### Stated exercise
Which lines hold the string "this"? Copy every one of them.

------------------------------------------------------------

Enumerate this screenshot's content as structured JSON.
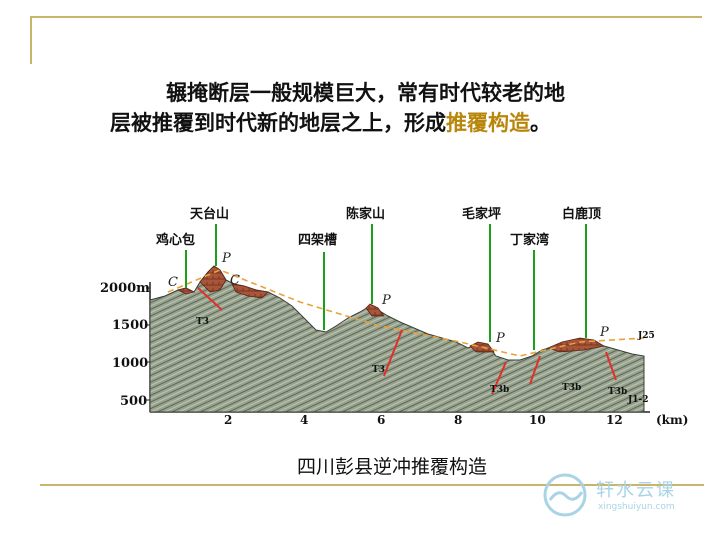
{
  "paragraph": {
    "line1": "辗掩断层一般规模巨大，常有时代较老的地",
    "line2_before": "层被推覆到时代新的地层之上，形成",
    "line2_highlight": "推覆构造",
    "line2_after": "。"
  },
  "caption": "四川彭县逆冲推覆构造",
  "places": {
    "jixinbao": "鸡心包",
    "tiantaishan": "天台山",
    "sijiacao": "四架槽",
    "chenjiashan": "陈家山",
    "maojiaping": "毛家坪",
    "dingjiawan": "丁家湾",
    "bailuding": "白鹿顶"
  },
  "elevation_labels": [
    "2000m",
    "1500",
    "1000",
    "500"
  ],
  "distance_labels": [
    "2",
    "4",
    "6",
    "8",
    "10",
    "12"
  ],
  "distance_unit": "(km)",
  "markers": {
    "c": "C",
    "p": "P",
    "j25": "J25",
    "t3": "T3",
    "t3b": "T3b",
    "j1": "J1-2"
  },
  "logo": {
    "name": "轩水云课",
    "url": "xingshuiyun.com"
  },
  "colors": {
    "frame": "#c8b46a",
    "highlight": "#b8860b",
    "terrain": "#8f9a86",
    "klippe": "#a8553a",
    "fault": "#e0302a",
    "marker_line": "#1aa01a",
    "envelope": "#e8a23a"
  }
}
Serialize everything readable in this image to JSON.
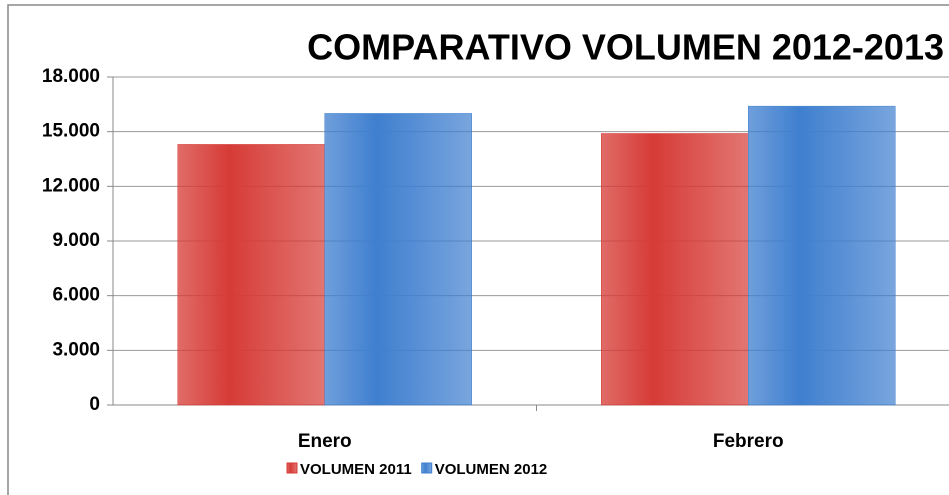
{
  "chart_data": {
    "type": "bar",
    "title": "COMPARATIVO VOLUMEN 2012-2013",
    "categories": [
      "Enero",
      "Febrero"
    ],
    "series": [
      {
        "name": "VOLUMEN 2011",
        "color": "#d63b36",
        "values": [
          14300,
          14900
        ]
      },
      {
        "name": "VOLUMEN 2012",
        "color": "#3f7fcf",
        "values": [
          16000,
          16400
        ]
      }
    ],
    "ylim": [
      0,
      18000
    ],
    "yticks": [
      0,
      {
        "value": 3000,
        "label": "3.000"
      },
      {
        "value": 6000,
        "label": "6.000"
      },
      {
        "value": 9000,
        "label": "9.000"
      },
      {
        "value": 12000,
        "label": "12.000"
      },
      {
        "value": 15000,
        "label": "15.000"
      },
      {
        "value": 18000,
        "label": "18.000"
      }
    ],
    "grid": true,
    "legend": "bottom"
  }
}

------------------------------------------------------------

### Response to the exercise
Enumerate this screenshot's content as structured JSON.
Serialize everything readable in this image to JSON.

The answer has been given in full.